§ WRITTEN INSTRUCTION
Write out every entry, unchanged. Skip any picture.

§ PROVIDED MATERIAL
○ ○ ○ ○
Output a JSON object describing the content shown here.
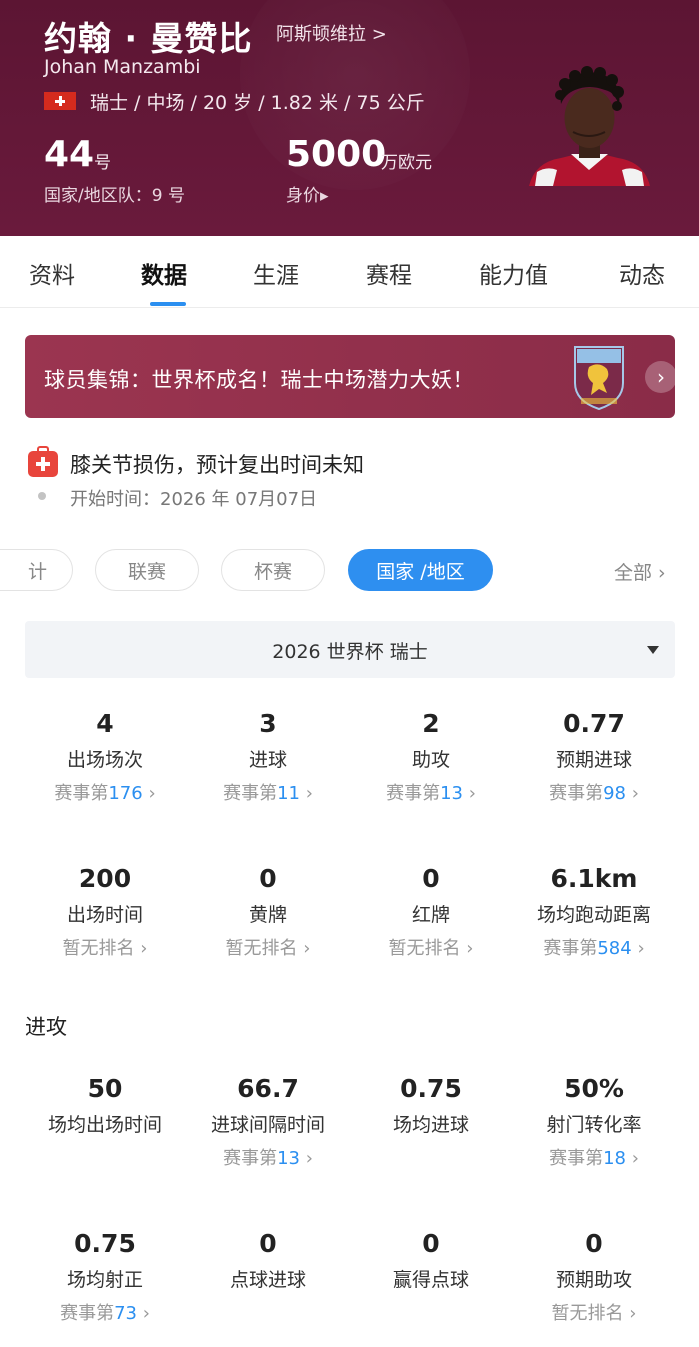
{
  "player": {
    "name_cn": "约翰 · 曼赞比",
    "club_link": "阿斯顿维拉 >",
    "name_en": "Johan Manzambi",
    "info_line": "瑞士 / 中场 / 20 岁 / 1.82 米 / 75 公斤",
    "number": "44",
    "number_unit": "号",
    "national_number": "国家/地区队：9 号",
    "market_value": "5000",
    "market_value_unit": "万欧元",
    "market_value_label": "身价▸",
    "flag_colors": {
      "bg": "#d52b1e",
      "cross": "#ffffff"
    }
  },
  "tabs": [
    {
      "label": "资料"
    },
    {
      "label": "数据",
      "active": true
    },
    {
      "label": "生涯"
    },
    {
      "label": "赛程"
    },
    {
      "label": "能力值"
    },
    {
      "label": "动态"
    }
  ],
  "banner": {
    "text": "球员集锦：世界杯成名！瑞士中场潜力大妖！",
    "arrow": "›"
  },
  "injury": {
    "text": "膝关节损伤，预计复出时间未知",
    "start": "开始时间：2026 年 07月07日"
  },
  "filters": {
    "pills": [
      {
        "label": "计"
      },
      {
        "label": "联赛"
      },
      {
        "label": "杯赛"
      },
      {
        "label": "国家 /地区",
        "active": true
      }
    ],
    "all": "全部 ›"
  },
  "competition_selector": {
    "value": "2026 世界杯 瑞士"
  },
  "stats_overview": [
    {
      "value": "4",
      "label": "出场场次",
      "rank_prefix": "赛事第",
      "rank": "176",
      "arrow": " ›"
    },
    {
      "value": "3",
      "label": "进球",
      "rank_prefix": "赛事第",
      "rank": "11",
      "arrow": " ›"
    },
    {
      "value": "2",
      "label": "助攻",
      "rank_prefix": "赛事第",
      "rank": "13",
      "arrow": " ›"
    },
    {
      "value": "0.77",
      "label": "预期进球",
      "rank_prefix": "赛事第",
      "rank": "98",
      "arrow": " ›"
    },
    {
      "value": "200",
      "label": "出场时间",
      "rank_prefix": "暂无排名",
      "rank": "",
      "arrow": " ›"
    },
    {
      "value": "0",
      "label": "黄牌",
      "rank_prefix": "暂无排名",
      "rank": "",
      "arrow": " ›"
    },
    {
      "value": "0",
      "label": "红牌",
      "rank_prefix": "暂无排名",
      "rank": "",
      "arrow": " ›"
    },
    {
      "value": "6.1km",
      "label": "场均跑动距离",
      "rank_prefix": "赛事第",
      "rank": "584",
      "arrow": " ›"
    }
  ],
  "attack": {
    "title": "进攻",
    "stats": [
      {
        "value": "50",
        "label": "场均出场时间",
        "rank_prefix": "",
        "rank": "",
        "arrow": ""
      },
      {
        "value": "66.7",
        "label": "进球间隔时间",
        "rank_prefix": "赛事第",
        "rank": "13",
        "arrow": " ›"
      },
      {
        "value": "0.75",
        "label": "场均进球",
        "rank_prefix": "",
        "rank": "",
        "arrow": ""
      },
      {
        "value": "50%",
        "label": "射门转化率",
        "rank_prefix": "赛事第",
        "rank": "18",
        "arrow": " ›"
      },
      {
        "value": "0.75",
        "label": "场均射正",
        "rank_prefix": "赛事第",
        "rank": "73",
        "arrow": " ›"
      },
      {
        "value": "0",
        "label": "点球进球",
        "rank_prefix": "",
        "rank": "",
        "arrow": ""
      },
      {
        "value": "0",
        "label": "赢得点球",
        "rank_prefix": "",
        "rank": "",
        "arrow": ""
      },
      {
        "value": "0",
        "label": "预期助攻",
        "rank_prefix": "暂无排名",
        "rank": "",
        "arrow": " ›"
      }
    ]
  },
  "colors": {
    "header_bg": "#5c1533",
    "accent_blue": "#2b8ff0",
    "banner_bg": "#9b3550",
    "injury_red": "#e8453c"
  }
}
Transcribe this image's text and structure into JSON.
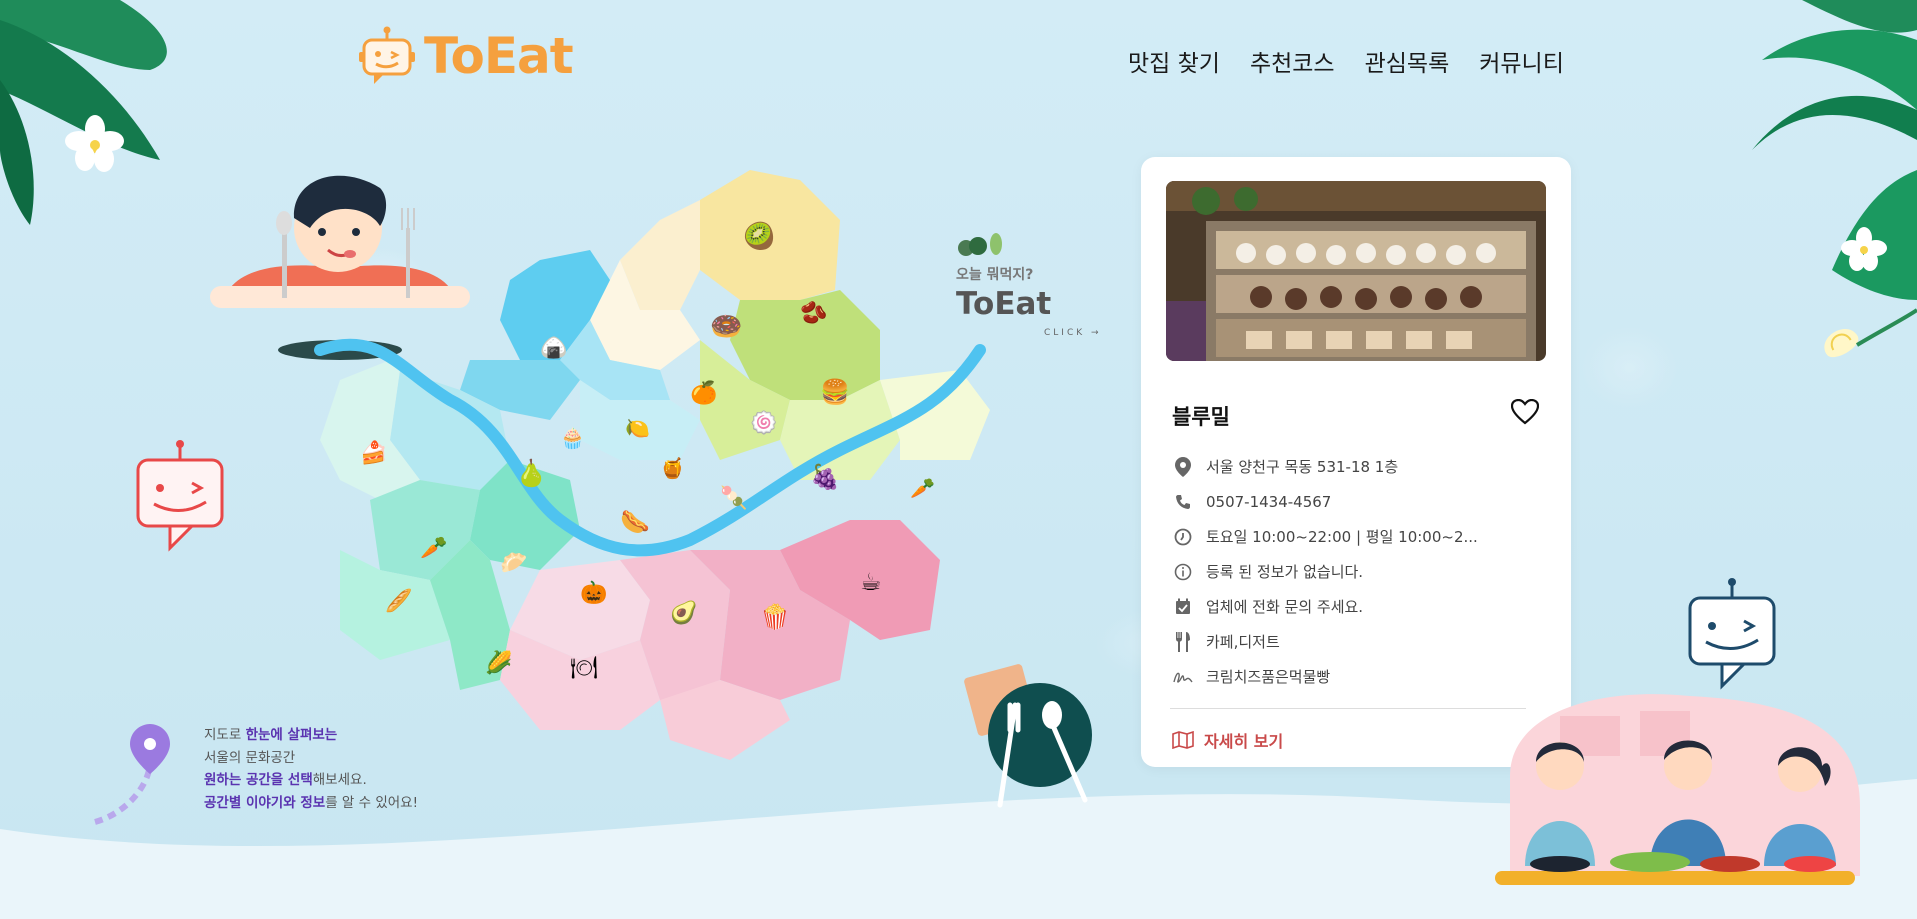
{
  "logo": {
    "text": "ToEat"
  },
  "nav": {
    "items": [
      "맛집 찾기",
      "추천코스",
      "관심목록",
      "커뮤니티"
    ]
  },
  "promo": {
    "question": "오늘 뭐먹지?",
    "brand": "ToEat",
    "click": "CLICK →"
  },
  "caption": {
    "line1_pre": "지도로 ",
    "line1_bold": "한눈에 살펴보는",
    "line2": "서울의 문화공간",
    "line3_bold": "원하는 공간을 선택",
    "line3_post": "해보세요.",
    "line4_bold": "공간별 이야기와 정보",
    "line4_post": "를 알 수 있어요!"
  },
  "place": {
    "name": "블루밀",
    "address": "서울 양천구 목동 531-18 1층",
    "phone": "0507-1434-4567",
    "hours": "토요일 10:00~22:00 | 평일 10:00~2...",
    "info": "등록 된 정보가 없습니다.",
    "reservation": "업체에 전화 문의 주세요.",
    "category": "카페,디저트",
    "menu": "크림치즈품은먹물빵",
    "detail_label": "자세히 보기",
    "icons": [
      "location-pin-icon",
      "phone-icon",
      "clock-icon",
      "info-icon",
      "calendar-check-icon",
      "fork-knife-icon",
      "signature-icon"
    ]
  },
  "colors": {
    "brand": "#f5a03e",
    "accent": "#c94a4a",
    "caption_bold": "#5a33b0",
    "river": "#4fc3f0"
  }
}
○ ○ ○ ○
§ COMPLETE RESPONSE
Output a JSON object describing the content shown here.
{
  "player": {
    "name_cn": "约翰 · 曼赞比",
    "club_link": "阿斯顿维拉 >",
    "name_en": "Johan Manzambi",
    "info_line": "瑞士 / 中场 / 20 岁 / 1.82 米 / 75 公斤",
    "number": "44",
    "number_unit": "号",
    "national_number": "国家/地区队：9 号",
    "market_value": "5000",
    "market_value_unit": "万欧元",
    "market_value_label": "身价▸",
    "flag_colors": {
      "bg": "#d52b1e",
      "cross": "#ffffff"
    }
  },
  "tabs": [
    {
      "label": "资料"
    },
    {
      "label": "数据",
      "active": true
    },
    {
      "label": "生涯"
    },
    {
      "label": "赛程"
    },
    {
      "label": "能力值"
    },
    {
      "label": "动态"
    }
  ],
  "banner": {
    "text": "球员集锦：世界杯成名！瑞士中场潜力大妖！",
    "arrow": "›"
  },
  "injury": {
    "text": "膝关节损伤，预计复出时间未知",
    "start": "开始时间：2026 年 07月07日"
  },
  "filters": {
    "pills": [
      {
        "label": "计"
      },
      {
        "label": "联赛"
      },
      {
        "label": "杯赛"
      },
      {
        "label": "国家 /地区",
        "active": true
      }
    ],
    "all": "全部 ›"
  },
  "competition_selector": {
    "value": "2026 世界杯 瑞士"
  },
  "stats_overview": [
    {
      "value": "4",
      "label": "出场场次",
      "rank_prefix": "赛事第",
      "rank": "176",
      "arrow": " ›"
    },
    {
      "value": "3",
      "label": "进球",
      "rank_prefix": "赛事第",
      "rank": "11",
      "arrow": " ›"
    },
    {
      "value": "2",
      "label": "助攻",
      "rank_prefix": "赛事第",
      "rank": "13",
      "arrow": " ›"
    },
    {
      "value": "0.77",
      "label": "预期进球",
      "rank_prefix": "赛事第",
      "rank": "98",
      "arrow": " ›"
    },
    {
      "value": "200",
      "label": "出场时间",
      "rank_prefix": "暂无排名",
      "rank": "",
      "arrow": " ›"
    },
    {
      "value": "0",
      "label": "黄牌",
      "rank_prefix": "暂无排名",
      "rank": "",
      "arrow": " ›"
    },
    {
      "value": "0",
      "label": "红牌",
      "rank_prefix": "暂无排名",
      "rank": "",
      "arrow": " ›"
    },
    {
      "value": "6.1km",
      "label": "场均跑动距离",
      "rank_prefix": "赛事第",
      "rank": "584",
      "arrow": " ›"
    }
  ],
  "attack": {
    "title": "进攻",
    "stats": [
      {
        "value": "50",
        "label": "场均出场时间",
        "rank_prefix": "",
        "rank": "",
        "arrow": ""
      },
      {
        "value": "66.7",
        "label": "进球间隔时间",
        "rank_prefix": "赛事第",
        "rank": "13",
        "arrow": " ›"
      },
      {
        "value": "0.75",
        "label": "场均进球",
        "rank_prefix": "",
        "rank": "",
        "arrow": ""
      },
      {
        "value": "50%",
        "label": "射门转化率",
        "rank_prefix": "赛事第",
        "rank": "18",
        "arrow": " ›"
      },
      {
        "value": "0.75",
        "label": "场均射正",
        "rank_prefix": "赛事第",
        "rank": "73",
        "arrow": " ›"
      },
      {
        "value": "0",
        "label": "点球进球",
        "rank_prefix": "",
        "rank": "",
        "arrow": ""
      },
      {
        "value": "0",
        "label": "赢得点球",
        "rank_prefix": "",
        "rank": "",
        "arrow": ""
      },
      {
        "value": "0",
        "label": "预期助攻",
        "rank_prefix": "暂无排名",
        "rank": "",
        "arrow": " ›"
      }
    ]
  },
  "colors": {
    "header_bg": "#5c1533",
    "accent_blue": "#2b8ff0",
    "banner_bg": "#9b3550",
    "injury_red": "#e8453c"
  }
}
Transcribe this image's text and structure into JSON.
{
  "logo": {
    "text": "ToEat"
  },
  "nav": {
    "items": [
      "맛집 찾기",
      "추천코스",
      "관심목록",
      "커뮤니티"
    ]
  },
  "promo": {
    "question": "오늘 뭐먹지?",
    "brand": "ToEat",
    "click": "CLICK →"
  },
  "caption": {
    "line1_pre": "지도로 ",
    "line1_bold": "한눈에 살펴보는",
    "line2": "서울의 문화공간",
    "line3_bold": "원하는 공간을 선택",
    "line3_post": "해보세요.",
    "line4_bold": "공간별 이야기와 정보",
    "line4_post": "를 알 수 있어요!"
  },
  "place": {
    "name": "블루밀",
    "address": "서울 양천구 목동 531-18 1층",
    "phone": "0507-1434-4567",
    "hours": "토요일 10:00~22:00 | 평일 10:00~2...",
    "info": "등록 된 정보가 없습니다.",
    "reservation": "업체에 전화 문의 주세요.",
    "category": "카페,디저트",
    "menu": "크림치즈품은먹물빵",
    "detail_label": "자세히 보기",
    "icons": [
      "location-pin-icon",
      "phone-icon",
      "clock-icon",
      "info-icon",
      "calendar-check-icon",
      "fork-knife-icon",
      "signature-icon"
    ]
  },
  "colors": {
    "brand": "#f5a03e",
    "accent": "#c94a4a",
    "caption_bold": "#5a33b0",
    "river": "#4fc3f0"
  }
}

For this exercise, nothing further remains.